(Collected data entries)
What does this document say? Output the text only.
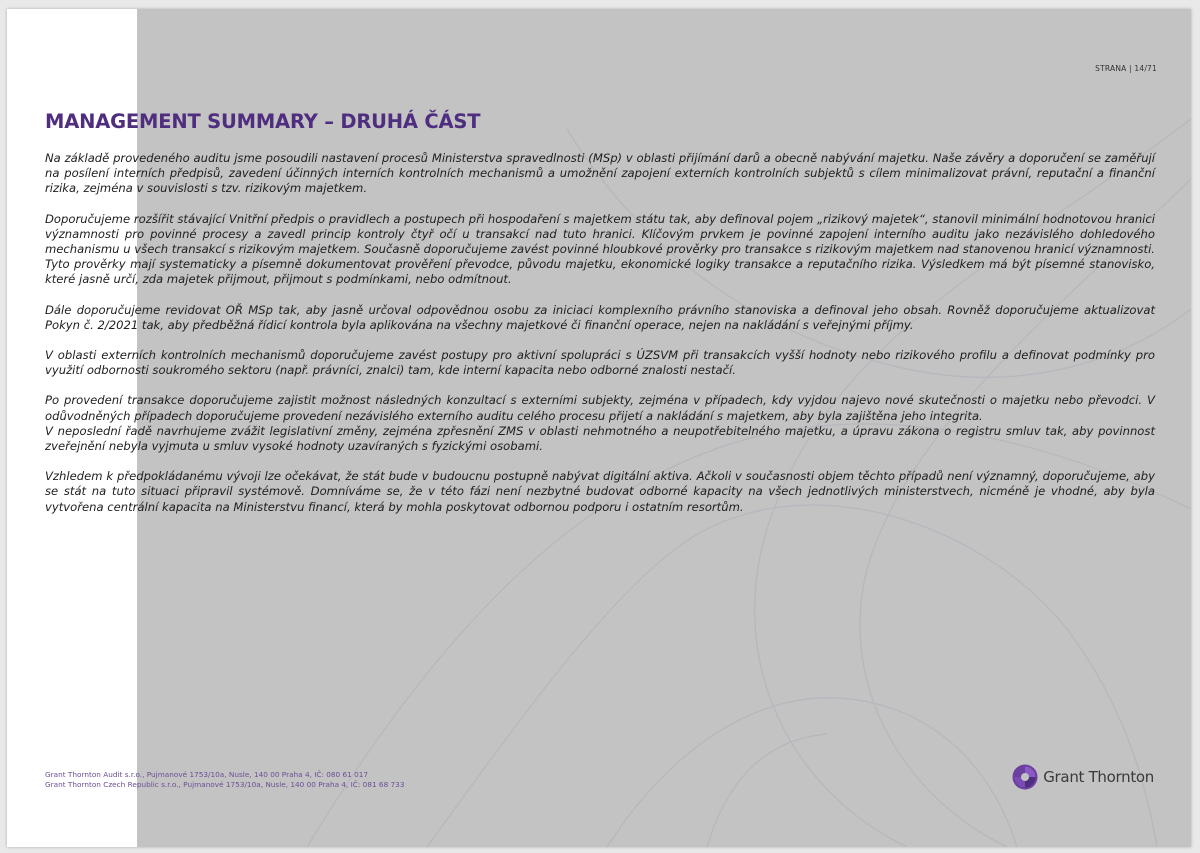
STRANA | 14/71
MANAGEMENT SUMMARY – DRUHÁ ČÁST

Na základě provedeného auditu jsme posoudili nastavení procesů Ministerstva spravedlnosti (MSp) v oblasti přijímání darů a obecně nabývání majetku. Naše závěry a doporučení se zaměřují na posílení interních předpisů, zavedení účinných interních kontrolních mechanismů a umožnění zapojení externích kontrolních subjektů s cílem minimalizovat právní, reputační a finanční rizika, zejména v souvislosti s tzv. rizikovým majetkem.

Doporučujeme rozšířit stávající Vnitřní předpis o pravidlech a postupech při hospodaření s majetkem státu tak, aby definoval pojem „rizikový majetek“, stanovil minimální hodnotovou hranici významnosti pro povinné procesy a zavedl princip kontroly čtyř očí u transakcí nad tuto hranici. Klíčovým prvkem je povinné zapojení interního auditu jako nezávislého dohledového mechanismu u všech transakcí s rizikovým majetkem. Současně doporučujeme zavést povinné hloubkové prověrky pro transakce s rizikovým majetkem nad stanovenou hranicí významnosti. Tyto prověrky mají systematicky a písemně dokumentovat prověření převodce, původu majetku, ekonomické logiky transakce a reputačního rizika. Výsledkem má být písemné stanovisko, které jasně určí, zda majetek přijmout, přijmout s podmínkami, nebo odmítnout.

Dále doporučujeme revidovat OŘ MSp tak, aby jasně určoval odpovědnou osobu za iniciaci komplexního právního stanoviska a definoval jeho obsah. Rovněž doporučujeme aktualizovat Pokyn č. 2/2021 tak, aby předběžná řídicí kontrola byla aplikována na všechny majetkové či finanční operace, nejen na nakládání s veřejnými příjmy.

V oblasti externích kontrolních mechanismů doporučujeme zavést postupy pro aktivní spolupráci s ÚZSVM při transakcích vyšší hodnoty nebo rizikového profilu a definovat podmínky pro využití odbornosti soukromého sektoru (např. právníci, znalci) tam, kde interní kapacita nebo odborné znalosti nestačí.

Po provedení transakce doporučujeme zajistit možnost následných konzultací s externími subjekty, zejména v případech, kdy vyjdou najevo nové skutečnosti o majetku nebo převodci. V odůvodněných případech doporučujeme provedení nezávislého externího auditu celého procesu přijetí a nakládání s majetkem, aby byla zajištěna jeho integrita.

V neposlední řadě navrhujeme zvážit legislativní změny, zejména zpřesnění ZMS v oblasti nehmotného a neupotřebitelného majetku, a úpravu zákona o registru smluv tak, aby povinnost zveřejnění nebyla vyjmuta u smluv vysoké hodnoty uzavíraných s fyzickými osobami.

Vzhledem k předpokládanému vývoji lze očekávat, že stát bude v budoucnu postupně nabývat digitální aktiva. Ačkoli v současnosti objem těchto případů není významný, doporučujeme, aby se stát na tuto situaci připravil systémově. Domníváme se, že v této fázi není nezbytné budovat odborné kapacity na všech jednotlivých ministerstvech, nicméně je vhodné, aby byla vytvořena centrální kapacita na Ministerstvu financí, která by mohla poskytovat odbornou podporu i ostatním resortům.

Grant Thornton Audit s.r.o., Pujmanové 1753/10a, Nusle, 140 00 Praha 4, IČ: 080 61 017
Grant Thornton Czech Republic s.r.o., Pujmanové 1753/10a, Nusle, 140 00 Praha 4, IČ: 081 68 733	Grant Thornton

TASK PROMPT:
Give the material again exactly as it is, but keep the pictures out.

RESPONSE TO THE TASK:
What does this document say? Output the text only.
STRANA | 14/71
MANAGEMENT SUMMARY – DRUHÁ ČÁST

Na základě provedeného auditu jsme posoudili nastavení procesů Ministerstva spravedlnosti (MSp) v oblasti přijímání darů a obecně nabývání majetku. Naše závěry a doporučení se zaměřují na posílení interních předpisů, zavedení účinných interních kontrolních mechanismů a umožnění zapojení externích kontrolních subjektů s cílem minimalizovat právní, reputační a finanční rizika, zejména v souvislosti s tzv. rizikovým majetkem.

Doporučujeme rozšířit stávající Vnitřní předpis o pravidlech a postupech při hospodaření s majetkem státu tak, aby definoval pojem „rizikový majetek“, stanovil minimální hodnotovou hranici významnosti pro povinné procesy a zavedl princip kontroly čtyř očí u transakcí nad tuto hranici. Klíčovým prvkem je povinné zapojení interního auditu jako nezávislého dohledového mechanismu u všech transakcí s rizikovým majetkem. Současně doporučujeme zavést povinné hloubkové prověrky pro transakce s rizikovým majetkem nad stanovenou hranicí významnosti. Tyto prověrky mají systematicky a písemně dokumentovat prověření převodce, původu majetku, ekonomické logiky transakce a reputačního rizika. Výsledkem má být písemné stanovisko, které jasně určí, zda majetek přijmout, přijmout s podmínkami, nebo odmítnout.

Dále doporučujeme revidovat OŘ MSp tak, aby jasně určoval odpovědnou osobu za iniciaci komplexního právního stanoviska a definoval jeho obsah. Rovněž doporučujeme aktualizovat Pokyn č. 2/2021 tak, aby předběžná řídicí kontrola byla aplikována na všechny majetkové či finanční operace, nejen na nakládání s veřejnými příjmy.

V oblasti externích kontrolních mechanismů doporučujeme zavést postupy pro aktivní spolupráci s ÚZSVM při transakcích vyšší hodnoty nebo rizikového profilu a definovat podmínky pro využití odbornosti soukromého sektoru (např. právníci, znalci) tam, kde interní kapacita nebo odborné znalosti nestačí.

Po provedení transakce doporučujeme zajistit možnost následných konzultací s externími subjekty, zejména v případech, kdy vyjdou najevo nové skutečnosti o majetku nebo převodci. V odůvodněných případech doporučujeme provedení nezávislého externího auditu celého procesu přijetí a nakládání s majetkem, aby byla zajištěna jeho integrita.

V neposlední řadě navrhujeme zvážit legislativní změny, zejména zpřesnění ZMS v oblasti nehmotného a neupotřebitelného majetku, a úpravu zákona o registru smluv tak, aby povinnost zveřejnění nebyla vyjmuta u smluv vysoké hodnoty uzavíraných s fyzickými osobami.

Vzhledem k předpokládanému vývoji lze očekávat, že stát bude v budoucnu postupně nabývat digitální aktiva. Ačkoli v současnosti objem těchto případů není významný, doporučujeme, aby se stát na tuto situaci připravil systémově. Domníváme se, že v této fázi není nezbytné budovat odborné kapacity na všech jednotlivých ministerstvech, nicméně je vhodné, aby byla vytvořena centrální kapacita na Ministerstvu financí, která by mohla poskytovat odbornou podporu i ostatním resortům.

Grant Thornton Audit s.r.o., Pujmanové 1753/10a, Nusle, 140 00 Praha 4, IČ: 080 61 017
Grant Thornton Czech Republic s.r.o., Pujmanové 1753/10a, Nusle, 140 00 Praha 4, IČ: 081 68 733	Grant Thornton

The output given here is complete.